(BRIEF) Return each line containing the string "Selezneva".

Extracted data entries
==*==
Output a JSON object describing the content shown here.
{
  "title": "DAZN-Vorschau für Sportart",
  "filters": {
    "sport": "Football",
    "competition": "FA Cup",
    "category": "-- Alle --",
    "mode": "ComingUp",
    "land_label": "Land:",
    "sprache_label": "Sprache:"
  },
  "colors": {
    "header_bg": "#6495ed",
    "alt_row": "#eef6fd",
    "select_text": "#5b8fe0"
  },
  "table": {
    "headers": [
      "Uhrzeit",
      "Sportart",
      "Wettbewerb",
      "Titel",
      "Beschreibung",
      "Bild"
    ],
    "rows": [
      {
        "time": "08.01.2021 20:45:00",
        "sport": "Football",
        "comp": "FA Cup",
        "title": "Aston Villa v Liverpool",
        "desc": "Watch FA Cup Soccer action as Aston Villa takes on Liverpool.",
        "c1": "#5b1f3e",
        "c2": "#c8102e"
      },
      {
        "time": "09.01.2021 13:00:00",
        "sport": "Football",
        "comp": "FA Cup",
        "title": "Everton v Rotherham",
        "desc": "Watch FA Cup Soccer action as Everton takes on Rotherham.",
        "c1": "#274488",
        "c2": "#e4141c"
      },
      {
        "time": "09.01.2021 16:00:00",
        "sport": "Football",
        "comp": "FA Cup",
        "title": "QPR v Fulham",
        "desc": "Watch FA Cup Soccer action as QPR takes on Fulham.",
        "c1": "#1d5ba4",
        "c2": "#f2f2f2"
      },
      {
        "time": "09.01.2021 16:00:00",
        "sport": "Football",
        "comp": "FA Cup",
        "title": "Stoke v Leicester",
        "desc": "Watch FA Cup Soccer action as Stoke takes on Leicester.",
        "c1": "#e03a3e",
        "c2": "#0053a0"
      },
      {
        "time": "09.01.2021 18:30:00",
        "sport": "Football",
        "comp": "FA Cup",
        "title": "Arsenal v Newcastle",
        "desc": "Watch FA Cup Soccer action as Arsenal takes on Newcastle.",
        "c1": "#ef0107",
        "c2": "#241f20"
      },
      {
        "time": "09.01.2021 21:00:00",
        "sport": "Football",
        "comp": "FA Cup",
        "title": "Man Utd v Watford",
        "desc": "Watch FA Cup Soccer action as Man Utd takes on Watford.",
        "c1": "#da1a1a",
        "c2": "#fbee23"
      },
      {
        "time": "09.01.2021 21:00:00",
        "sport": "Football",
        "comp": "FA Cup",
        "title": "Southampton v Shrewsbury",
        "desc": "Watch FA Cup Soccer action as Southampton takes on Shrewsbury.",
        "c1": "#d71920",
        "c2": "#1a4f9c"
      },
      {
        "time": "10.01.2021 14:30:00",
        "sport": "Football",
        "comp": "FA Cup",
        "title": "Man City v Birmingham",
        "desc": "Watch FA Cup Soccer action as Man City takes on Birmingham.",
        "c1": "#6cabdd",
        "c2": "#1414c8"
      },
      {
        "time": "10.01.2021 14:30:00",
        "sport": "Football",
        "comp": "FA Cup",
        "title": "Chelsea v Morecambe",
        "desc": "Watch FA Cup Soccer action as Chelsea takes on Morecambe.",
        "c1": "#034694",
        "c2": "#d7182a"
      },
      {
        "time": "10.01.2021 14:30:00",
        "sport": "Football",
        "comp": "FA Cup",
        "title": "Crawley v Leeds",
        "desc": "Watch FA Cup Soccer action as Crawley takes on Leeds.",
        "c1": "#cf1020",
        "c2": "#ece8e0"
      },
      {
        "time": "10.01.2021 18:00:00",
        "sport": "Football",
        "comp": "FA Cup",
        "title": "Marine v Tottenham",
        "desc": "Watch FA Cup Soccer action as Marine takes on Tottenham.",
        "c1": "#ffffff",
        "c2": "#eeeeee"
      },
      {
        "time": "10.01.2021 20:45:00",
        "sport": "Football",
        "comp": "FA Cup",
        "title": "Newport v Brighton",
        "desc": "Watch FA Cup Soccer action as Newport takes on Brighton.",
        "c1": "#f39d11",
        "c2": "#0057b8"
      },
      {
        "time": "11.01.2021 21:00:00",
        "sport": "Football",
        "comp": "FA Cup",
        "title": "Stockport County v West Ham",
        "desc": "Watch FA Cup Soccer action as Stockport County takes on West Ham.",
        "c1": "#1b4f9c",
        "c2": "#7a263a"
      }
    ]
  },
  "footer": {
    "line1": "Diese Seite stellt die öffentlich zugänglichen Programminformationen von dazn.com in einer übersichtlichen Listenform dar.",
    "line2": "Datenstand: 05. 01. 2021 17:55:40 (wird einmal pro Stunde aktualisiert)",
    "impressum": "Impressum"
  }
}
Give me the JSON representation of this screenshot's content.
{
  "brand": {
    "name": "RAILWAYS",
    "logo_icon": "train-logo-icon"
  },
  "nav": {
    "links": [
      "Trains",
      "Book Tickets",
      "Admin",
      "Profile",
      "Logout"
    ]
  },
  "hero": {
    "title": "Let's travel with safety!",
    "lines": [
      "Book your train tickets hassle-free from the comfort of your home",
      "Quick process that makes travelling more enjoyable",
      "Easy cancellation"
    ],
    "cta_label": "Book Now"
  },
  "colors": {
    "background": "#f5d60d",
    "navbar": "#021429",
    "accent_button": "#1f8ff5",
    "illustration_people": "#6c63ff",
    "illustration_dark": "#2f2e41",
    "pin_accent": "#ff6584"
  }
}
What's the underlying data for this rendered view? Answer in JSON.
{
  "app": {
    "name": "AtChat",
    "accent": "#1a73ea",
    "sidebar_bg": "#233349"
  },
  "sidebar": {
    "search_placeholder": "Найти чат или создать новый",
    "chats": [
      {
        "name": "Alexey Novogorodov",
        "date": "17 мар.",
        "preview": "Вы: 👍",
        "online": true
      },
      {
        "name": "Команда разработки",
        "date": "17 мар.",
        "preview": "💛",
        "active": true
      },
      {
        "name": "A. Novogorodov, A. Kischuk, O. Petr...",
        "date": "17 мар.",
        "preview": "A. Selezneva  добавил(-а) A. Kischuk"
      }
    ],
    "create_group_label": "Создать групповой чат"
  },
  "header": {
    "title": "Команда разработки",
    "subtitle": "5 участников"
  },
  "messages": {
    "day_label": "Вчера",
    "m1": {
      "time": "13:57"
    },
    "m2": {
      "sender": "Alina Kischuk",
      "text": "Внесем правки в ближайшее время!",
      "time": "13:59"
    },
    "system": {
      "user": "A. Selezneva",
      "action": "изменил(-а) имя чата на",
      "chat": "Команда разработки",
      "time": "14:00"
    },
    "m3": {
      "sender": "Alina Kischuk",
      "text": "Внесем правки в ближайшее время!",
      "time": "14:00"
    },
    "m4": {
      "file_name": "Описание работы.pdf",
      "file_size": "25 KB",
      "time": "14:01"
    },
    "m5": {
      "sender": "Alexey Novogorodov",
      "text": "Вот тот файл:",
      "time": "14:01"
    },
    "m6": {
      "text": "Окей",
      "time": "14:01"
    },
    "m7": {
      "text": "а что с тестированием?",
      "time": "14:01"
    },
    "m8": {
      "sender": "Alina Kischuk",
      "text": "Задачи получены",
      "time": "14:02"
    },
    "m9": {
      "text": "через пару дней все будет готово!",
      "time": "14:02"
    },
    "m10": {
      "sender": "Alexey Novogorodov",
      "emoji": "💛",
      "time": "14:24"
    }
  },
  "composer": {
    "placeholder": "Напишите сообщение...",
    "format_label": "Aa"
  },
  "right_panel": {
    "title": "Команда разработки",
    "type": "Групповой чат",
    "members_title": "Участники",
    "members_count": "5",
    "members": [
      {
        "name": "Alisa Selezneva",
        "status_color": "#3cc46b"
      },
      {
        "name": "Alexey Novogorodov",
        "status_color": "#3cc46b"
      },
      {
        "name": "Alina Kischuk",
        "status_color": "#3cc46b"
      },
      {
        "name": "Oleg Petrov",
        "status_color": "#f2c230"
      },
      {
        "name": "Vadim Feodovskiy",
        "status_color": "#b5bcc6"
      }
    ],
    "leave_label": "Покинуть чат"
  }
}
==*==
(FINISHED TASK)
        "preview": "A. Selezneva  добавил(-а) A. Kischuk"
      "user": "A. Selezneva",
        "name": "Alisa Selezneva",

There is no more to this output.